— Start INPUT ROWS —

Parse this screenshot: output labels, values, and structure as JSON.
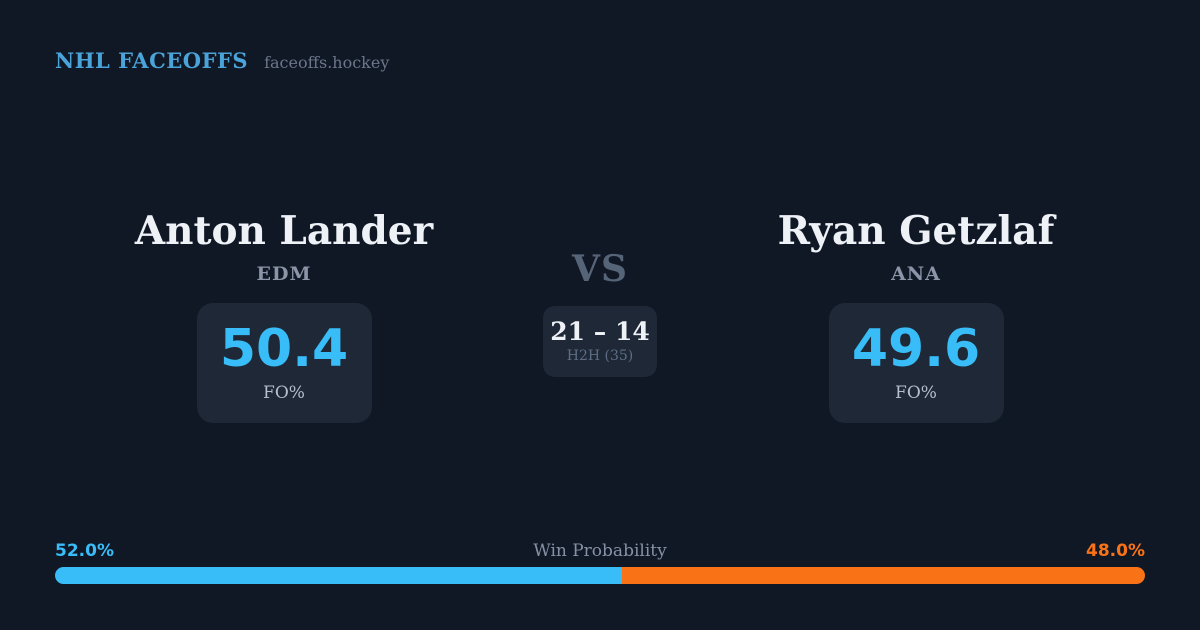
{
  "header": {
    "brand": "NHL FACEOFFS",
    "site": "faceoffs.hockey"
  },
  "matchup": {
    "player1": {
      "name": "Anton Lander",
      "team": "EDM",
      "fo_pct": "50.4",
      "stat_label": "FO%"
    },
    "player2": {
      "name": "Ryan Getzlaf",
      "team": "ANA",
      "fo_pct": "49.6",
      "stat_label": "FO%"
    },
    "vs_label": "VS",
    "h2h": {
      "score": "21 – 14",
      "label": "H2H (35)"
    }
  },
  "win_probability": {
    "title": "Win Probability",
    "player1_pct_label": "52.0%",
    "player2_pct_label": "48.0%",
    "player1_value": 52.0,
    "player2_value": 48.0,
    "player1_color": "#38bdf8",
    "player2_color": "#f97316"
  },
  "colors": {
    "background": "#101826",
    "card": "#1e2836",
    "accent_blue": "#38bdf8",
    "accent_orange": "#f97316",
    "brand_blue": "#4aa4da"
  }
}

— End INPUT ROWS —

Leave out the pictures and restate everything else word for word.

_TASK SOLUTION_
Parse this screenshot: output labels, values, and structure as JSON.
{
  "header": {
    "brand": "NHL FACEOFFS",
    "site": "faceoffs.hockey"
  },
  "matchup": {
    "player1": {
      "name": "Anton Lander",
      "team": "EDM",
      "fo_pct": "50.4",
      "stat_label": "FO%"
    },
    "player2": {
      "name": "Ryan Getzlaf",
      "team": "ANA",
      "fo_pct": "49.6",
      "stat_label": "FO%"
    },
    "vs_label": "VS",
    "h2h": {
      "score": "21 – 14",
      "label": "H2H (35)"
    }
  },
  "win_probability": {
    "title": "Win Probability",
    "player1_pct_label": "52.0%",
    "player2_pct_label": "48.0%",
    "player1_value": 52.0,
    "player2_value": 48.0,
    "player1_color": "#38bdf8",
    "player2_color": "#f97316"
  },
  "colors": {
    "background": "#101826",
    "card": "#1e2836",
    "accent_blue": "#38bdf8",
    "accent_orange": "#f97316",
    "brand_blue": "#4aa4da"
  }
}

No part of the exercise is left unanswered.